■ **Exercise objective**
Note how many lines hold the string "backspace" and give that number without any other words.

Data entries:
^^^^^^^^^^^^^^^^
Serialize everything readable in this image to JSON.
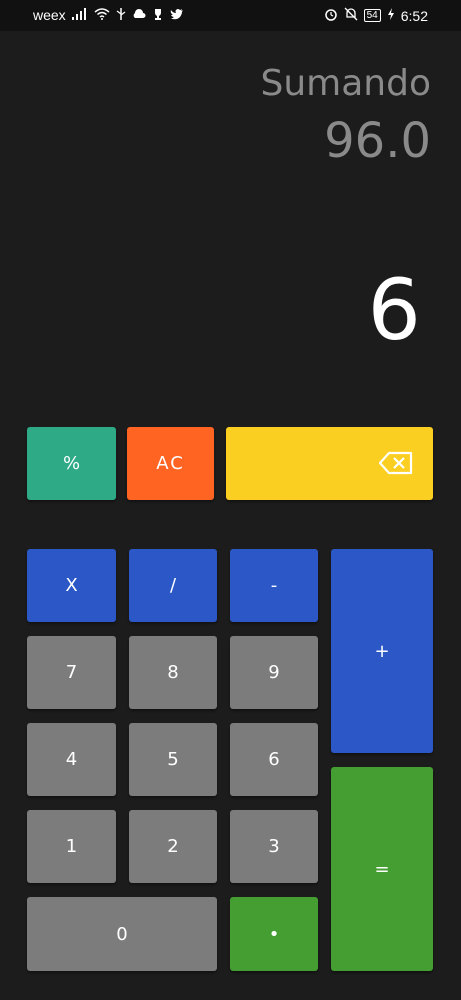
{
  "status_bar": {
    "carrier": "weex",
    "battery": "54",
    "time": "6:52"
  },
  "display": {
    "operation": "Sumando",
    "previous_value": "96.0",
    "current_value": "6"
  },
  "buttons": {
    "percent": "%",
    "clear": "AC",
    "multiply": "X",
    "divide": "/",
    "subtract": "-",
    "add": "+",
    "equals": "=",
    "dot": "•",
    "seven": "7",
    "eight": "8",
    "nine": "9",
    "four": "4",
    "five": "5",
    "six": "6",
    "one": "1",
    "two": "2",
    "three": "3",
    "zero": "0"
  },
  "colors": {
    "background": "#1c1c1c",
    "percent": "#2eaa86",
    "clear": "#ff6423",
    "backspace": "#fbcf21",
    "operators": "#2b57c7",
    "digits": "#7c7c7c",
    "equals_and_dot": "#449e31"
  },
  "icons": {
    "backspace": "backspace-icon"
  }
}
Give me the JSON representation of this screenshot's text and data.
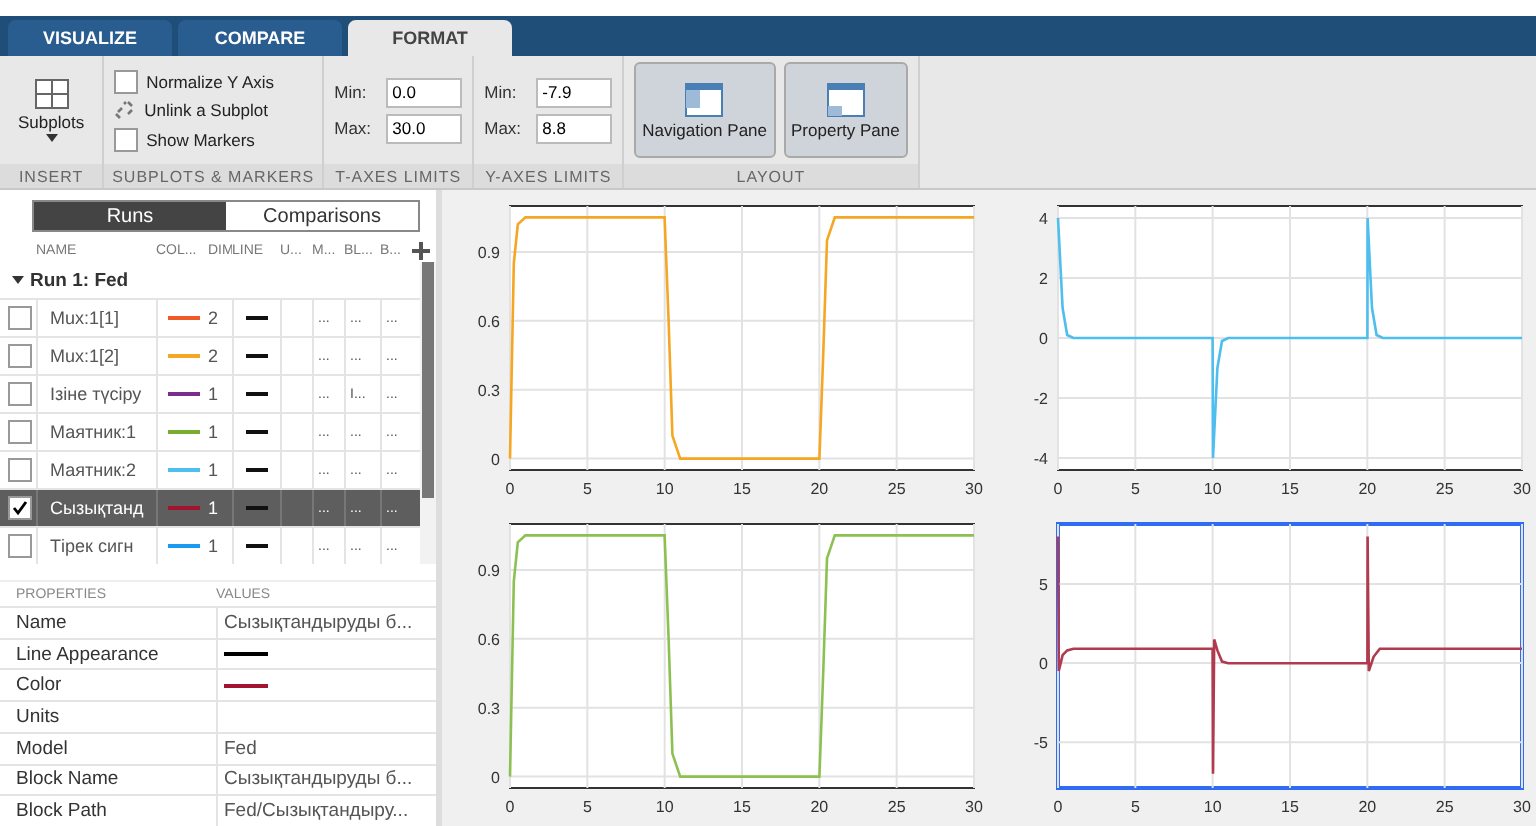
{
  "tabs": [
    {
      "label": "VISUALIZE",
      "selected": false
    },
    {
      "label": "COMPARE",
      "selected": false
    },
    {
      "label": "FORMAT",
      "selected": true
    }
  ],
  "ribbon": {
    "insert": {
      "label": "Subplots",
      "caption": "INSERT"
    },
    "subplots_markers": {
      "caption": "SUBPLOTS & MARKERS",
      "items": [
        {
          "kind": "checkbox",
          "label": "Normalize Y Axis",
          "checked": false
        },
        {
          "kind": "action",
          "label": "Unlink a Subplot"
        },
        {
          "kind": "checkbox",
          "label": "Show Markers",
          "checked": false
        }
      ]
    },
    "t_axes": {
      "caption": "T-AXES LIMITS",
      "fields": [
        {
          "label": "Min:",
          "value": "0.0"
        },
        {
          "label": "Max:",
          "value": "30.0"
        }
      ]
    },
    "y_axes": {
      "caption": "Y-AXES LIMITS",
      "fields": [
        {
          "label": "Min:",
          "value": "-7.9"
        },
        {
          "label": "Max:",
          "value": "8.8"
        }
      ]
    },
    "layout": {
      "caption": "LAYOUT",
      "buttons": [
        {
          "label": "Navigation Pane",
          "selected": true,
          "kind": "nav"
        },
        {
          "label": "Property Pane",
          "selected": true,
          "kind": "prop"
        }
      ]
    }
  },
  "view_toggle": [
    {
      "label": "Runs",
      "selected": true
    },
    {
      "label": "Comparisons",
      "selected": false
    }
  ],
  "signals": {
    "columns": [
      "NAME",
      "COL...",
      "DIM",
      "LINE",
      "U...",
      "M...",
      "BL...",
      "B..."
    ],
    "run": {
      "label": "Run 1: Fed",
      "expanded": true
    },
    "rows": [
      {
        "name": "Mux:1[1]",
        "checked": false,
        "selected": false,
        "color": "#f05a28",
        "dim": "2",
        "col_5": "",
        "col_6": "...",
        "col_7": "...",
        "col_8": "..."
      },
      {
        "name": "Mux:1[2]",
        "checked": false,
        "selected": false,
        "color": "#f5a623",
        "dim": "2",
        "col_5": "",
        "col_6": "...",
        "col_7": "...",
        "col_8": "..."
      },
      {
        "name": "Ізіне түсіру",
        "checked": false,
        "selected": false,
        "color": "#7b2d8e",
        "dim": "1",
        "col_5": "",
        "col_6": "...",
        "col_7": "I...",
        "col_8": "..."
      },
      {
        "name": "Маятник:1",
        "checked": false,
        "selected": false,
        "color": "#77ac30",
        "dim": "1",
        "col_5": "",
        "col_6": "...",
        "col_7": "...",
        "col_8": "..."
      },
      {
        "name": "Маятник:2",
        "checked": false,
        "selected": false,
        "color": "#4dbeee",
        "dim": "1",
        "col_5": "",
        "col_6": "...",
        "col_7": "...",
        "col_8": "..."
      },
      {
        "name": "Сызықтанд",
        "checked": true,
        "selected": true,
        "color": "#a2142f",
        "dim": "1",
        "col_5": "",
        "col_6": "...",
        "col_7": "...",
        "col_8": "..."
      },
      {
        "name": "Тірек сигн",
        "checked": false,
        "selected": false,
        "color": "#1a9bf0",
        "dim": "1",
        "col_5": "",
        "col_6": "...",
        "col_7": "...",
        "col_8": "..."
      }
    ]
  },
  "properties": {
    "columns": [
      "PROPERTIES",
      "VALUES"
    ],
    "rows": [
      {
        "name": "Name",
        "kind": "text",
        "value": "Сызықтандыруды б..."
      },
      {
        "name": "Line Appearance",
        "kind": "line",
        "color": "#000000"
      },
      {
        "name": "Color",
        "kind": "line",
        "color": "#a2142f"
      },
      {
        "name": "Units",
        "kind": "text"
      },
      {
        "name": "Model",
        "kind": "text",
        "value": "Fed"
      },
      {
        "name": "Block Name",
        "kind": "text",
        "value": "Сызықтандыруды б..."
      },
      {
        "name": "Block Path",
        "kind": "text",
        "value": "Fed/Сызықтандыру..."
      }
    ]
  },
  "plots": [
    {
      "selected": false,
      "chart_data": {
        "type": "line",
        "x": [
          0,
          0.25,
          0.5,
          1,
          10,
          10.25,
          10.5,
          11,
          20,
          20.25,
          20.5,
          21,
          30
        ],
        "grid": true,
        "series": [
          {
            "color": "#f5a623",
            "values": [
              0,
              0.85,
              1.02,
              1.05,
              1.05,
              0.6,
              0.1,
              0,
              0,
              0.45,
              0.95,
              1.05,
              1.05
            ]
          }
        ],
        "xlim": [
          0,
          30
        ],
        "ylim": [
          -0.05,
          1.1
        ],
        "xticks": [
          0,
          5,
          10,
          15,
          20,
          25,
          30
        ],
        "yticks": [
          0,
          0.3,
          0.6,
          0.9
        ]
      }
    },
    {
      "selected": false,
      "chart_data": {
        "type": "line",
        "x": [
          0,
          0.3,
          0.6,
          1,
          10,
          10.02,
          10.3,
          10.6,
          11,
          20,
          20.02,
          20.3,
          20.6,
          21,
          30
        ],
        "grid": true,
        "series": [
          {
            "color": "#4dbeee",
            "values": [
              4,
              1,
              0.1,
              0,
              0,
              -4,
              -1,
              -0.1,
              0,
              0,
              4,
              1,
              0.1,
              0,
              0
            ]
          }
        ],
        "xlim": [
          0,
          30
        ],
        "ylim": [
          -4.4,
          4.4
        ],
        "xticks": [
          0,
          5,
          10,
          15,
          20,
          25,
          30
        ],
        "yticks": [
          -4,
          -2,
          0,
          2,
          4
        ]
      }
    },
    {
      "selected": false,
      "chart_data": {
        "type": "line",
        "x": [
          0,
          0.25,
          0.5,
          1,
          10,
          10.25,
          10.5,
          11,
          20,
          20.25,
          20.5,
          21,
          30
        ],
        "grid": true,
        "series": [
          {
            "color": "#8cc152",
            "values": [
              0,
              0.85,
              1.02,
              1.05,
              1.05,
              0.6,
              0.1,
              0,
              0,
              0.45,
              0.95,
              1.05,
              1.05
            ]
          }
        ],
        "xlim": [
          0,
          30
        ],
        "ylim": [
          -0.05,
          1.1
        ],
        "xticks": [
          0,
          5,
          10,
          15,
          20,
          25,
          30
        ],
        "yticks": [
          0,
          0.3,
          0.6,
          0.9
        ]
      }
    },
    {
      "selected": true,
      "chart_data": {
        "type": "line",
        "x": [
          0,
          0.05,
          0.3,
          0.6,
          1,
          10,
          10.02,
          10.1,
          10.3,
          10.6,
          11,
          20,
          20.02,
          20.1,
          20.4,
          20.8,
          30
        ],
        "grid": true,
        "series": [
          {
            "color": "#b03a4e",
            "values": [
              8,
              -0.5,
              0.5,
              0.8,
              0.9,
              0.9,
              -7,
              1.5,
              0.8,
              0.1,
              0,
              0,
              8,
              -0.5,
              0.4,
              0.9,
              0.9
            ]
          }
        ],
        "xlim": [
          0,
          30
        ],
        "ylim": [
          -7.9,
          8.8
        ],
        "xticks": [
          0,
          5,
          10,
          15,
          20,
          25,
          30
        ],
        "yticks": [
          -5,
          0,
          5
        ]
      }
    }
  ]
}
^^^^^^^^^^^^^^^^
■ **Solution**
2